> [Exercise details]
Below are records to be output exactly, every one of them.
-- start --
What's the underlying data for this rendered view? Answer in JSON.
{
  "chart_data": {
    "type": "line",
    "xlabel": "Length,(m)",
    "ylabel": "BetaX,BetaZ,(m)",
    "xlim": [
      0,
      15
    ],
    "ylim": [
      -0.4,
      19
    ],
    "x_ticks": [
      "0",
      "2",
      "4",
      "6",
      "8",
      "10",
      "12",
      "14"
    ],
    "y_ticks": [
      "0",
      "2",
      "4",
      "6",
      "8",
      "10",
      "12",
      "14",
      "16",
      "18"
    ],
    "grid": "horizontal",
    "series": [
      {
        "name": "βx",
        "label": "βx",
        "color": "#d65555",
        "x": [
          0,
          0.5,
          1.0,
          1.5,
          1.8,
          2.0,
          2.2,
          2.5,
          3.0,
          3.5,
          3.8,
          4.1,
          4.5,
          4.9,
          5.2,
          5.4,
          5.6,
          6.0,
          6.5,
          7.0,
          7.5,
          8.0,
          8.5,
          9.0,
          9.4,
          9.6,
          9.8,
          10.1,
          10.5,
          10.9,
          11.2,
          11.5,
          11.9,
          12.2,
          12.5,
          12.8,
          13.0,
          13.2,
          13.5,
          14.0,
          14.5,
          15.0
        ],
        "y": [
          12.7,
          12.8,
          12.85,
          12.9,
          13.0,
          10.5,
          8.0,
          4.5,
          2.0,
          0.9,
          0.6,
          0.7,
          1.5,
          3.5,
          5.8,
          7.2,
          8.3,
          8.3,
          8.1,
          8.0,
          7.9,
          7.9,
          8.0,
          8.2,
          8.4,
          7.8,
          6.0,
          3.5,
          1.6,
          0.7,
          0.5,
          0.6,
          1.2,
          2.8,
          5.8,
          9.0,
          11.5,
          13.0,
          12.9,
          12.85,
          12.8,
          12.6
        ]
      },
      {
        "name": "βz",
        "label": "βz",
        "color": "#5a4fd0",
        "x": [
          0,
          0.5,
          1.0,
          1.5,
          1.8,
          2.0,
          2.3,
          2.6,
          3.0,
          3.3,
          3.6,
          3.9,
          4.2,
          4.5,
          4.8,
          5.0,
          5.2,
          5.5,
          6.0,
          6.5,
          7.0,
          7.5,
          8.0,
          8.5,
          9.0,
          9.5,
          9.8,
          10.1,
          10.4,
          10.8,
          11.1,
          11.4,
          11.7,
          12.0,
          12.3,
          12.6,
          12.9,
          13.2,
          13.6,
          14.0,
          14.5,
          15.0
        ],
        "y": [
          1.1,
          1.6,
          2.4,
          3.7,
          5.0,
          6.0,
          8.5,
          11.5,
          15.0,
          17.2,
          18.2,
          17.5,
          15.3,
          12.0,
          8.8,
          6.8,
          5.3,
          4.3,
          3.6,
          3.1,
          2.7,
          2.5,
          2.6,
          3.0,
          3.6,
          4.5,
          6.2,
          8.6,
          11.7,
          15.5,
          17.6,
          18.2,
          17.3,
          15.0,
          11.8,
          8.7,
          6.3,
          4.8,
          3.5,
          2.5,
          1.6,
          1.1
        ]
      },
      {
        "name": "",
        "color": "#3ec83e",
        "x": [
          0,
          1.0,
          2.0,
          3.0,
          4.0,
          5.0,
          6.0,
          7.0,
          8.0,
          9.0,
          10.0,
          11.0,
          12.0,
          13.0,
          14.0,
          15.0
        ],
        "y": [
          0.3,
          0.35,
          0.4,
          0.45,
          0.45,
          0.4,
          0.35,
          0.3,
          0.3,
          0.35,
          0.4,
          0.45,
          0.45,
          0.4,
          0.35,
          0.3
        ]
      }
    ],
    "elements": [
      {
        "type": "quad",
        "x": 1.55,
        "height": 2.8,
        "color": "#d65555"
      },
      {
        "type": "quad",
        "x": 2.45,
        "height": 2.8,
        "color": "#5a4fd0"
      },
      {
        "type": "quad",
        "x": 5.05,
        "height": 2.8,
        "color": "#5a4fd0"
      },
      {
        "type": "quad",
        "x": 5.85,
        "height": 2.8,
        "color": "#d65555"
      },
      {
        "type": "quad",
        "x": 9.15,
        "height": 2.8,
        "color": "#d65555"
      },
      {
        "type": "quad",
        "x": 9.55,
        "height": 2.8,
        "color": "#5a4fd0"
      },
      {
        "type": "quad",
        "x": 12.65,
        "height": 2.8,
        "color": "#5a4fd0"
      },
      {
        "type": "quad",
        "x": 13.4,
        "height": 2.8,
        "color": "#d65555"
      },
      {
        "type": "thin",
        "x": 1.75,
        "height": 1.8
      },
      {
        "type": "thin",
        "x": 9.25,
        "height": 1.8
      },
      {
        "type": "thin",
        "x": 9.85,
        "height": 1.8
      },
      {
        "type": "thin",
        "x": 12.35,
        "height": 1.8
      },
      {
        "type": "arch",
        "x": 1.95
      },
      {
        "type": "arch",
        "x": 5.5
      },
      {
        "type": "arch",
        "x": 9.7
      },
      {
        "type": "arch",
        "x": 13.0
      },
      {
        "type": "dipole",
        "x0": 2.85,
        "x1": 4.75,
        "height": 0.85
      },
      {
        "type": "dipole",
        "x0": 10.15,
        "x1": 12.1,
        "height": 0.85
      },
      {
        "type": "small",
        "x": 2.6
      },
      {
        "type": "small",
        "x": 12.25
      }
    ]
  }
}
-- end --
> [Response to this exercise]
What's the underlying data for this rendered view? Answer in JSON.
{
  "chart_data": {
    "type": "line",
    "xlabel": "Length,(m)",
    "ylabel": "BetaX,BetaZ,(m)",
    "xlim": [
      0,
      15
    ],
    "ylim": [
      -0.4,
      19
    ],
    "x_ticks": [
      "0",
      "2",
      "4",
      "6",
      "8",
      "10",
      "12",
      "14"
    ],
    "y_ticks": [
      "0",
      "2",
      "4",
      "6",
      "8",
      "10",
      "12",
      "14",
      "16",
      "18"
    ],
    "grid": "horizontal",
    "series": [
      {
        "name": "βx",
        "label": "βx",
        "color": "#d65555",
        "x": [
          0,
          0.5,
          1.0,
          1.5,
          1.8,
          2.0,
          2.2,
          2.5,
          3.0,
          3.5,
          3.8,
          4.1,
          4.5,
          4.9,
          5.2,
          5.4,
          5.6,
          6.0,
          6.5,
          7.0,
          7.5,
          8.0,
          8.5,
          9.0,
          9.4,
          9.6,
          9.8,
          10.1,
          10.5,
          10.9,
          11.2,
          11.5,
          11.9,
          12.2,
          12.5,
          12.8,
          13.0,
          13.2,
          13.5,
          14.0,
          14.5,
          15.0
        ],
        "y": [
          12.7,
          12.8,
          12.85,
          12.9,
          13.0,
          10.5,
          8.0,
          4.5,
          2.0,
          0.9,
          0.6,
          0.7,
          1.5,
          3.5,
          5.8,
          7.2,
          8.3,
          8.3,
          8.1,
          8.0,
          7.9,
          7.9,
          8.0,
          8.2,
          8.4,
          7.8,
          6.0,
          3.5,
          1.6,
          0.7,
          0.5,
          0.6,
          1.2,
          2.8,
          5.8,
          9.0,
          11.5,
          13.0,
          12.9,
          12.85,
          12.8,
          12.6
        ]
      },
      {
        "name": "βz",
        "label": "βz",
        "color": "#5a4fd0",
        "x": [
          0,
          0.5,
          1.0,
          1.5,
          1.8,
          2.0,
          2.3,
          2.6,
          3.0,
          3.3,
          3.6,
          3.9,
          4.2,
          4.5,
          4.8,
          5.0,
          5.2,
          5.5,
          6.0,
          6.5,
          7.0,
          7.5,
          8.0,
          8.5,
          9.0,
          9.5,
          9.8,
          10.1,
          10.4,
          10.8,
          11.1,
          11.4,
          11.7,
          12.0,
          12.3,
          12.6,
          12.9,
          13.2,
          13.6,
          14.0,
          14.5,
          15.0
        ],
        "y": [
          1.1,
          1.6,
          2.4,
          3.7,
          5.0,
          6.0,
          8.5,
          11.5,
          15.0,
          17.2,
          18.2,
          17.5,
          15.3,
          12.0,
          8.8,
          6.8,
          5.3,
          4.3,
          3.6,
          3.1,
          2.7,
          2.5,
          2.6,
          3.0,
          3.6,
          4.5,
          6.2,
          8.6,
          11.7,
          15.5,
          17.6,
          18.2,
          17.3,
          15.0,
          11.8,
          8.7,
          6.3,
          4.8,
          3.5,
          2.5,
          1.6,
          1.1
        ]
      },
      {
        "name": "",
        "color": "#3ec83e",
        "x": [
          0,
          1.0,
          2.0,
          3.0,
          4.0,
          5.0,
          6.0,
          7.0,
          8.0,
          9.0,
          10.0,
          11.0,
          12.0,
          13.0,
          14.0,
          15.0
        ],
        "y": [
          0.3,
          0.35,
          0.4,
          0.45,
          0.45,
          0.4,
          0.35,
          0.3,
          0.3,
          0.35,
          0.4,
          0.45,
          0.45,
          0.4,
          0.35,
          0.3
        ]
      }
    ],
    "elements": [
      {
        "type": "quad",
        "x": 1.55,
        "height": 2.8,
        "color": "#d65555"
      },
      {
        "type": "quad",
        "x": 2.45,
        "height": 2.8,
        "color": "#5a4fd0"
      },
      {
        "type": "quad",
        "x": 5.05,
        "height": 2.8,
        "color": "#5a4fd0"
      },
      {
        "type": "quad",
        "x": 5.85,
        "height": 2.8,
        "color": "#d65555"
      },
      {
        "type": "quad",
        "x": 9.15,
        "height": 2.8,
        "color": "#d65555"
      },
      {
        "type": "quad",
        "x": 9.55,
        "height": 2.8,
        "color": "#5a4fd0"
      },
      {
        "type": "quad",
        "x": 12.65,
        "height": 2.8,
        "color": "#5a4fd0"
      },
      {
        "type": "quad",
        "x": 13.4,
        "height": 2.8,
        "color": "#d65555"
      },
      {
        "type": "thin",
        "x": 1.75,
        "height": 1.8
      },
      {
        "type": "thin",
        "x": 9.25,
        "height": 1.8
      },
      {
        "type": "thin",
        "x": 9.85,
        "height": 1.8
      },
      {
        "type": "thin",
        "x": 12.35,
        "height": 1.8
      },
      {
        "type": "arch",
        "x": 1.95
      },
      {
        "type": "arch",
        "x": 5.5
      },
      {
        "type": "arch",
        "x": 9.7
      },
      {
        "type": "arch",
        "x": 13.0
      },
      {
        "type": "dipole",
        "x0": 2.85,
        "x1": 4.75,
        "height": 0.85
      },
      {
        "type": "dipole",
        "x0": 10.15,
        "x1": 12.1,
        "height": 0.85
      },
      {
        "type": "small",
        "x": 2.6
      },
      {
        "type": "small",
        "x": 12.25
      }
    ]
  }
}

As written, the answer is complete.